■ WHAT THE TASK ASKS ■
Show all lines holding the string "houses".
-- Start PROVIDED INFORMATION --
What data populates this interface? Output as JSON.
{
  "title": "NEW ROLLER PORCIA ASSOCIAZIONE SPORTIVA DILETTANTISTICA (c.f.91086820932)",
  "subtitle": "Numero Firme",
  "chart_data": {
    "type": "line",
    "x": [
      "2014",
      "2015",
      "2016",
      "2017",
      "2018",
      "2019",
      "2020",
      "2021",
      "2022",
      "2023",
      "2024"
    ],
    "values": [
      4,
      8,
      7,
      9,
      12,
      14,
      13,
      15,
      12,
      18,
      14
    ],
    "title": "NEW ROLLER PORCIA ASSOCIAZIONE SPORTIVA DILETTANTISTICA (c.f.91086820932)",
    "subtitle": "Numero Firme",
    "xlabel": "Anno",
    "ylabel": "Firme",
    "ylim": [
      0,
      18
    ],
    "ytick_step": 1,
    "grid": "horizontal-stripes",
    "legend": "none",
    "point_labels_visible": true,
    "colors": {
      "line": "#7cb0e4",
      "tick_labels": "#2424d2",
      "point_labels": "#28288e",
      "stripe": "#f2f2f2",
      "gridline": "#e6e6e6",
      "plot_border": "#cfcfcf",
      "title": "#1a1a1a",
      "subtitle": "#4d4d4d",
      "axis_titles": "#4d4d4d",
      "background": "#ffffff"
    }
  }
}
-- End PROVIDED INFORMATION --
-- Start PROVIDED INFORMATION --
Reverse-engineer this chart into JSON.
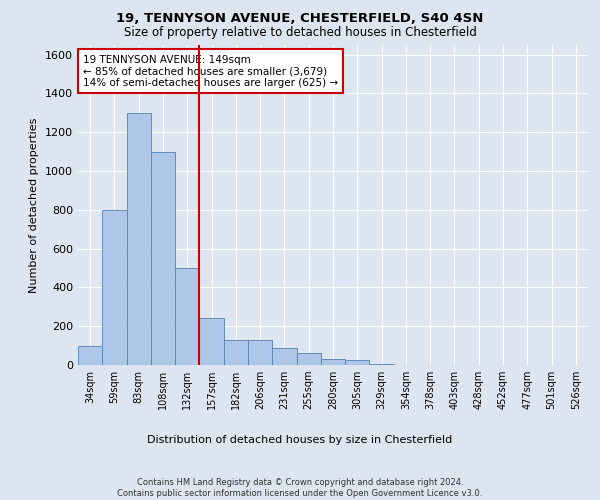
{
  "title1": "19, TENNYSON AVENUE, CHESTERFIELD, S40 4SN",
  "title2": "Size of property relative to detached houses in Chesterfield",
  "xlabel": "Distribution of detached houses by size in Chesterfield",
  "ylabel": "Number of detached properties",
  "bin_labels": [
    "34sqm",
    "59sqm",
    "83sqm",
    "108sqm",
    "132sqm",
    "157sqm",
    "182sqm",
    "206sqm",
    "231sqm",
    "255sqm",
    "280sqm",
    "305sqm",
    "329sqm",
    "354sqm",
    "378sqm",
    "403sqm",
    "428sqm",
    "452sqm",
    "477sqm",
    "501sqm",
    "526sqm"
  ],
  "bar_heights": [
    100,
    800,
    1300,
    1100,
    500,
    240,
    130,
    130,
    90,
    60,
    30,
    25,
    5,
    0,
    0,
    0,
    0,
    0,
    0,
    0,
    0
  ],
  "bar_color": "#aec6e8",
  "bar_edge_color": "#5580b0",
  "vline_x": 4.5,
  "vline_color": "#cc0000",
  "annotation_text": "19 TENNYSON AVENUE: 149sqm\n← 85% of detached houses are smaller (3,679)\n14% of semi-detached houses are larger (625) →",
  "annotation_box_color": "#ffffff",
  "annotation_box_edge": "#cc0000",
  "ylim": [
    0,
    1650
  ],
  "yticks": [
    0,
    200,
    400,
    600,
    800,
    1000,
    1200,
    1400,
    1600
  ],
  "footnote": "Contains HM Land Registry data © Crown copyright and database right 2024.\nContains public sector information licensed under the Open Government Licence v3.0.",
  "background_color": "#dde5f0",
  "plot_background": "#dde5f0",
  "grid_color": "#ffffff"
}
-- End PROVIDED INFORMATION --
-- Start PROVIDED INFORMATION --
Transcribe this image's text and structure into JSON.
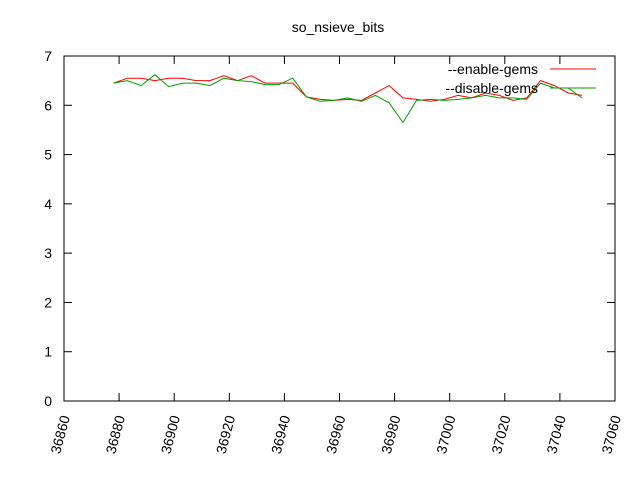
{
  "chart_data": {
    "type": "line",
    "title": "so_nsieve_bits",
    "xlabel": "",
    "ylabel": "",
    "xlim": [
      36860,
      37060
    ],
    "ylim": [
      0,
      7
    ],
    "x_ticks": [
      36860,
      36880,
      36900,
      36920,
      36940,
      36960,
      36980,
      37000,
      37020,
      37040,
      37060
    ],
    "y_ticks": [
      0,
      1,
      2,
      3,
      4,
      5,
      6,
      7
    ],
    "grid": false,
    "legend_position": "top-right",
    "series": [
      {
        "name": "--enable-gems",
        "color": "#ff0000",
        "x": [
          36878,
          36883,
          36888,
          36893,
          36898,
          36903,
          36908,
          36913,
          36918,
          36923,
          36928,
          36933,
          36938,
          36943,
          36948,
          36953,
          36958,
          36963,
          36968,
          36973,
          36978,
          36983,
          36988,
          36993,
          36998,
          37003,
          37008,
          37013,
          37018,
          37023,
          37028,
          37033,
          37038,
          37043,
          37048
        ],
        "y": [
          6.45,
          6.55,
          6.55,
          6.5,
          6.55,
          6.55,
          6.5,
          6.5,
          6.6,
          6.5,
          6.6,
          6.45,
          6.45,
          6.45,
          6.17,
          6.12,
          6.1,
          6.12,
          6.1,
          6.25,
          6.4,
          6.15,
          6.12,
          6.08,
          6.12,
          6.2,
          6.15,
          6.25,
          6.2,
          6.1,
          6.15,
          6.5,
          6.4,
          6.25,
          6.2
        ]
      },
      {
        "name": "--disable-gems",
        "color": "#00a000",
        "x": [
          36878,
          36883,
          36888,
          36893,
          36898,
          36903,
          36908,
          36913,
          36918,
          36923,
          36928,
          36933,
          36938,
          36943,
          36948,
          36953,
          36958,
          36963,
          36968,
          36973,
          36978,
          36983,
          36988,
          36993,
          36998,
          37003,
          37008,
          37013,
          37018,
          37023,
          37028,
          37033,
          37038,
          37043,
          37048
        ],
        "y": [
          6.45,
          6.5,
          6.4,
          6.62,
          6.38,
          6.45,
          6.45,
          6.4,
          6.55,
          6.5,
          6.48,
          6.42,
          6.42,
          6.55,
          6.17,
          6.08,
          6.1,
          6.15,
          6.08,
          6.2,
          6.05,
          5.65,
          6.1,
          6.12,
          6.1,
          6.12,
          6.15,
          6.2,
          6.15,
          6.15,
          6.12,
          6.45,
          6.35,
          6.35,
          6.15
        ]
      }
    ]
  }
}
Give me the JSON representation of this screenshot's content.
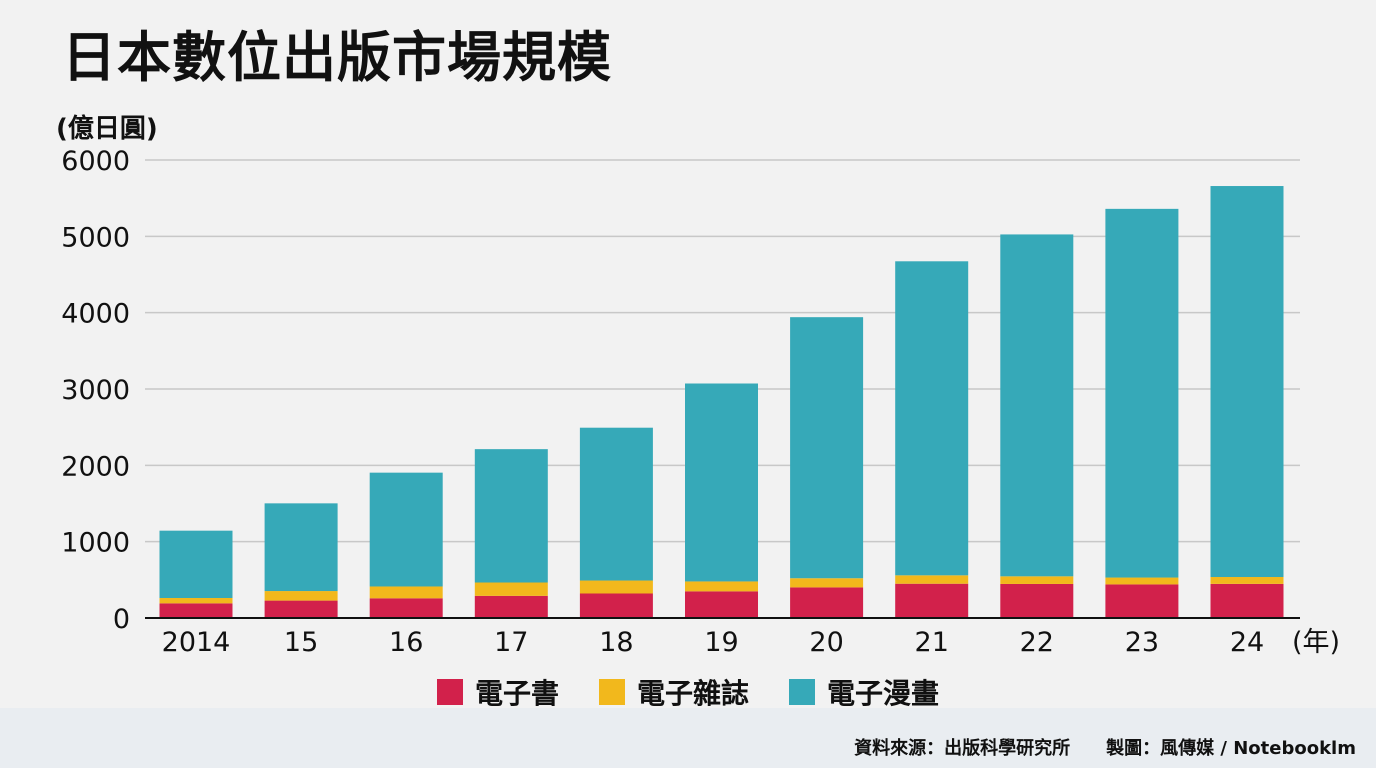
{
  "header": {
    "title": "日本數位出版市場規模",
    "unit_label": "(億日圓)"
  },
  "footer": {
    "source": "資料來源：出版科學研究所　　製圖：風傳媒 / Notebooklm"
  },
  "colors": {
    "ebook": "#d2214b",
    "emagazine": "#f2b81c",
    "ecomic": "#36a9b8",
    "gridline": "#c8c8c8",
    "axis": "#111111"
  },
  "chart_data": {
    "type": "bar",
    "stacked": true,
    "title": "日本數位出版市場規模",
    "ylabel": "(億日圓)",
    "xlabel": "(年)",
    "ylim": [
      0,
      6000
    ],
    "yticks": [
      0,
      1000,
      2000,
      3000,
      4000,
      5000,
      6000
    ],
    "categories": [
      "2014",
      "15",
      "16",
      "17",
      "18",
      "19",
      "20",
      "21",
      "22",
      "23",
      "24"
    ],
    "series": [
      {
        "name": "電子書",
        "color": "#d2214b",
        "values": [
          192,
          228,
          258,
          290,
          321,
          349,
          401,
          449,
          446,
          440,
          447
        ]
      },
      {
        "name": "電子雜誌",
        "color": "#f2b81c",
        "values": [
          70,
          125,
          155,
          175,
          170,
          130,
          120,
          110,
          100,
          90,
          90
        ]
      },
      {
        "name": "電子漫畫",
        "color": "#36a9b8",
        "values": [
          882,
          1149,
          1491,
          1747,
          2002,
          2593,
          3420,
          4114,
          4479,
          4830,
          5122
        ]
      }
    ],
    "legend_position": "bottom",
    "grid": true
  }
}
-- End PROVIDED INFORMATION --
■ ANSWER FOR THE TASK ■
  "title2": "Size of property relative to detached houses in Chesterfield",
  "xlabel": "Distribution of detached houses by size in Chesterfield",
  "annotation_text": "19 TENNYSON AVENUE: 149sqm\n← 85% of detached houses are smaller (3,679)\n14% of semi-detached houses are larger (625) →",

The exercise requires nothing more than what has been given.